▶ **Your objective**: Locate each line in the items below that contains the string "axis", and copy every such line in full.

[Some items]
....

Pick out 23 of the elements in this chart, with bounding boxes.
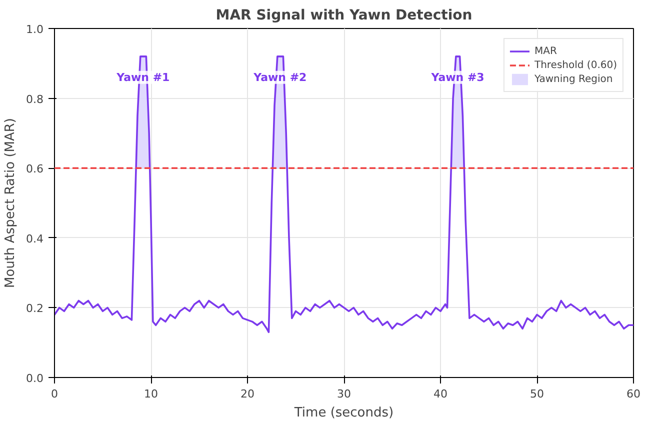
y-tick-label: 0.8 [26, 92, 44, 106]
legend-label: Yawning Region [534, 72, 613, 86]
annotation: Yawn #3 [430, 70, 484, 84]
legend-label: Threshold (0.60) [534, 58, 617, 72]
line-series [54, 56, 634, 334]
annotation: Yawn #1 [116, 70, 170, 84]
y-tick-label: 1.0 [26, 23, 44, 36]
y-tick-label: 0.4 [26, 232, 44, 246]
y-tick-label: 0.6 [26, 162, 44, 176]
x-tick-label: 20 [240, 388, 254, 400]
x-tick-label: 50 [530, 388, 544, 400]
x-tick-label: 30 [337, 388, 351, 400]
x-tick-label: 60 [626, 388, 640, 400]
legend-label: MAR [534, 44, 557, 58]
x-axis-title: Time (seconds) [293, 406, 394, 420]
chart-title: MAR Signal with Yawn Detection [216, 8, 472, 24]
x-tick-label: 0 [51, 388, 58, 400]
y-tick-label: 0.0 [26, 372, 44, 385]
x-tick-label: 10 [144, 388, 158, 400]
x-tick-label: 40 [434, 388, 448, 400]
annotation: Yawn #2 [252, 70, 307, 84]
y-axis-title: Mouth Aspect Ratio (MAR) [3, 118, 18, 288]
y-tick-label: 0.2 [26, 302, 44, 316]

....

▶ **Reply**:
x-axis-title: Time (seconds) [293, 406, 394, 420]
y-axis-title: Mouth Aspect Ratio (MAR) [3, 118, 18, 288]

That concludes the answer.